→ DESCRIPTION OF THE TASK: Substitute "time-label" for every "timestamp" in the material below. Rewrite the material with everything else unchanged, and leave out the pictures.

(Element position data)
***

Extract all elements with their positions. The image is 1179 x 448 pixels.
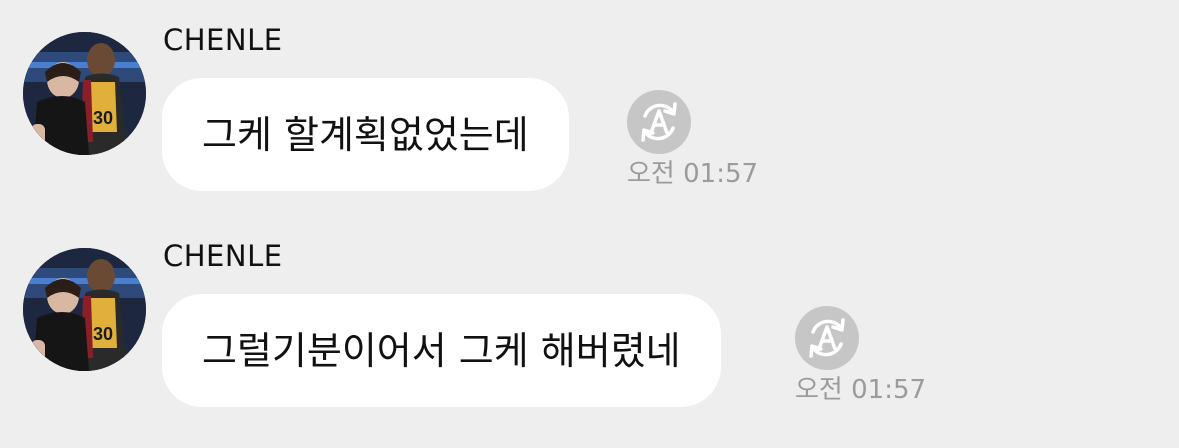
svg-text:30: 30 (93, 108, 113, 128)
message-bubble[interactable]: 그케 할계획없었는데 (162, 78, 569, 191)
message-text: 그럴기분이어서 그케 해버렸네 (202, 328, 681, 373)
sender-name: CHENLE (163, 239, 283, 273)
message-row: 30 CHENLE 그케 할계획없었는데 오전 01:57 (0, 23, 1179, 232)
timestamp: 오전 01:57 (795, 375, 927, 405)
auto-translate-icon[interactable] (627, 90, 691, 154)
message-text: 그케 할계획없었는데 (202, 112, 529, 157)
svg-text:30: 30 (93, 324, 113, 344)
avatar[interactable]: 30 (23, 248, 146, 371)
message-row: 30 CHENLE 그럴기분이어서 그케 해버렸네 오전 01:57 (0, 239, 1179, 448)
timestamp: 오전 01:57 (627, 159, 759, 189)
message-bubble[interactable]: 그럴기분이어서 그케 해버렸네 (162, 294, 721, 407)
sender-name: CHENLE (163, 23, 283, 57)
avatar[interactable]: 30 (23, 32, 146, 155)
auto-translate-icon[interactable] (795, 306, 859, 370)
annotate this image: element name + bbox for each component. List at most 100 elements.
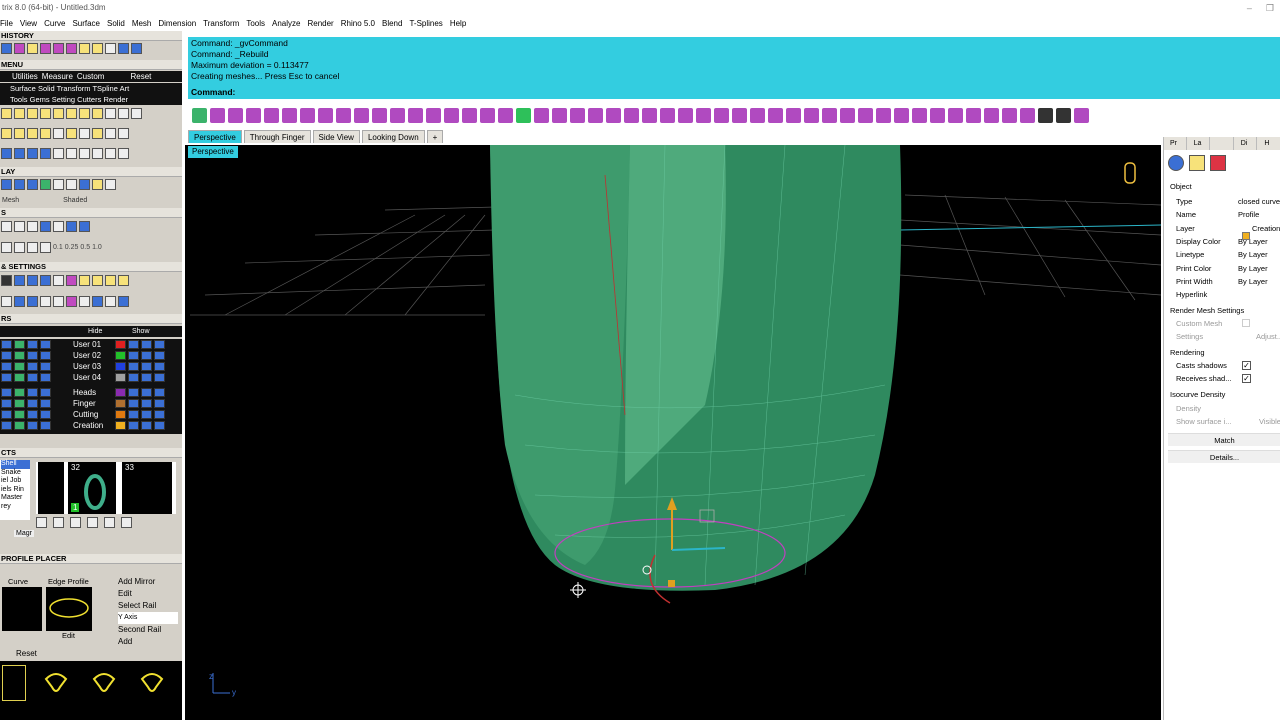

***

→ FINISHED EXERCISE:
Extract all elements with their positions. The image is 1179 x 448 pixels.
svg-text:30: 30 (93, 108, 113, 128)
message-bubble[interactable]: 그케 할계획없었는데 (162, 78, 569, 191)
message-text: 그럴기분이어서 그케 해버렸네 (202, 328, 681, 373)
sender-name: CHENLE (163, 239, 283, 273)
message-row: 30 CHENLE 그케 할계획없었는데 오전 01:57 (0, 23, 1179, 232)
time-label: 오전 01:57 (795, 375, 927, 405)
auto-translate-icon[interactable] (627, 90, 691, 154)
message-text: 그케 할계획없었는데 (202, 112, 529, 157)
svg-text:30: 30 (93, 324, 113, 344)
avatar[interactable]: 30 (23, 248, 146, 371)
message-row: 30 CHENLE 그럴기분이어서 그케 해버렸네 오전 01:57 (0, 239, 1179, 448)
time-label: 오전 01:57 (627, 159, 759, 189)
message-bubble[interactable]: 그럴기분이어서 그케 해버렸네 (162, 294, 721, 407)
sender-name: CHENLE (163, 23, 283, 57)
avatar[interactable]: 30 (23, 32, 146, 155)
auto-translate-icon[interactable] (795, 306, 859, 370)
annotate this image: element name + bbox for each component. List at most 100 elements.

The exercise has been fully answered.